▶ **Stated problem**:
Give every entry again, word for word.

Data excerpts
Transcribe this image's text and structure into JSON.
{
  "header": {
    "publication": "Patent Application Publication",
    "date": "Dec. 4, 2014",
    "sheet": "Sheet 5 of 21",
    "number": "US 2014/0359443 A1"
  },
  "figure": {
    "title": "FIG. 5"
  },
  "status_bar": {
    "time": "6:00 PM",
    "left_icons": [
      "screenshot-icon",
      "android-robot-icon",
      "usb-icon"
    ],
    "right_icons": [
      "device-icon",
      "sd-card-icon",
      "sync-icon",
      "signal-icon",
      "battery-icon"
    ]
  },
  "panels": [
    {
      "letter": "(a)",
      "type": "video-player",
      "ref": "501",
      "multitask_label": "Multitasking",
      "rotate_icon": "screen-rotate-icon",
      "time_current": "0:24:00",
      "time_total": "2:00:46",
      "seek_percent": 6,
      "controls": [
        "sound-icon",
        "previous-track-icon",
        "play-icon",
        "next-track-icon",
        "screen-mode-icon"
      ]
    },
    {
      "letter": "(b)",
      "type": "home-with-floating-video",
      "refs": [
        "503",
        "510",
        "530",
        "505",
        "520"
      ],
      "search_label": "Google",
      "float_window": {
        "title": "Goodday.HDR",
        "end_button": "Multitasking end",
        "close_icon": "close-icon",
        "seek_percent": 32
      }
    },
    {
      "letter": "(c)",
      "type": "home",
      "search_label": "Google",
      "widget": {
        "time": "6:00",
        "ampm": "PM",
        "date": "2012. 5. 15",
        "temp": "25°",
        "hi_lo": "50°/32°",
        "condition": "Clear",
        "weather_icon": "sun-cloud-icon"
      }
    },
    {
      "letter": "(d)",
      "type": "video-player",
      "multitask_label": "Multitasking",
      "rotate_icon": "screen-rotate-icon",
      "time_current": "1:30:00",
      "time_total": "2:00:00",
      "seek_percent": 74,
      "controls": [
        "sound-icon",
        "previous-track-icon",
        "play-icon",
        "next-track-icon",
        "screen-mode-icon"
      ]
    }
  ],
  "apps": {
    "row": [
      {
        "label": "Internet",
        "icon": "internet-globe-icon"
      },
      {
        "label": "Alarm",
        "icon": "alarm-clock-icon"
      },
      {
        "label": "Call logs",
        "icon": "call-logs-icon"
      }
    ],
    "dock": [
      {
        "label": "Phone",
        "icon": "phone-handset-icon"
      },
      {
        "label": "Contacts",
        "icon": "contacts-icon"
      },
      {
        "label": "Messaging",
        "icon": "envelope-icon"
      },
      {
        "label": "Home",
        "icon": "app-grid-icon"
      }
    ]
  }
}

▶ **Solution to this exercise**:
Transcribe this image's text and structure into JSON.
{
  "header": {
    "publication": "Patent Application Publication",
    "date": "Dec. 4, 2014",
    "sheet": "Sheet 5 of 21",
    "number": "US 2014/0359443 A1"
  },
  "figure": {
    "title": "FIG. 5"
  },
  "status_bar": {
    "time": "6:00 PM",
    "left_icons": [
      "screenshot-icon",
      "android-robot-icon",
      "usb-icon"
    ],
    "right_icons": [
      "device-icon",
      "sd-card-icon",
      "sync-icon",
      "signal-icon",
      "battery-icon"
    ]
  },
  "panels": [
    {
      "letter": "(a)",
      "type": "video-player",
      "ref": "501",
      "multitask_label": "Multitasking",
      "rotate_icon": "screen-rotate-icon",
      "time_current": "0:24:00",
      "time_total": "2:00:46",
      "seek_percent": 6,
      "controls": [
        "sound-icon",
        "previous-track-icon",
        "play-icon",
        "next-track-icon",
        "screen-mode-icon"
      ]
    },
    {
      "letter": "(b)",
      "type": "home-with-floating-video",
      "refs": [
        "503",
        "510",
        "530",
        "505",
        "520"
      ],
      "search_label": "Google",
      "float_window": {
        "title": "Goodday.HDR",
        "end_button": "Multitasking end",
        "close_icon": "close-icon",
        "seek_percent": 32
      }
    },
    {
      "letter": "(c)",
      "type": "home",
      "search_label": "Google",
      "widget": {
        "time": "6:00",
        "ampm": "PM",
        "date": "2012. 5. 15",
        "temp": "25°",
        "hi_lo": "50°/32°",
        "condition": "Clear",
        "weather_icon": "sun-cloud-icon"
      }
    },
    {
      "letter": "(d)",
      "type": "video-player",
      "multitask_label": "Multitasking",
      "rotate_icon": "screen-rotate-icon",
      "time_current": "1:30:00",
      "time_total": "2:00:00",
      "seek_percent": 74,
      "controls": [
        "sound-icon",
        "previous-track-icon",
        "play-icon",
        "next-track-icon",
        "screen-mode-icon"
      ]
    }
  ],
  "apps": {
    "row": [
      {
        "label": "Internet",
        "icon": "internet-globe-icon"
      },
      {
        "label": "Alarm",
        "icon": "alarm-clock-icon"
      },
      {
        "label": "Call logs",
        "icon": "call-logs-icon"
      }
    ],
    "dock": [
      {
        "label": "Phone",
        "icon": "phone-handset-icon"
      },
      {
        "label": "Contacts",
        "icon": "contacts-icon"
      },
      {
        "label": "Messaging",
        "icon": "envelope-icon"
      },
      {
        "label": "Home",
        "icon": "app-grid-icon"
      }
    ]
  }
}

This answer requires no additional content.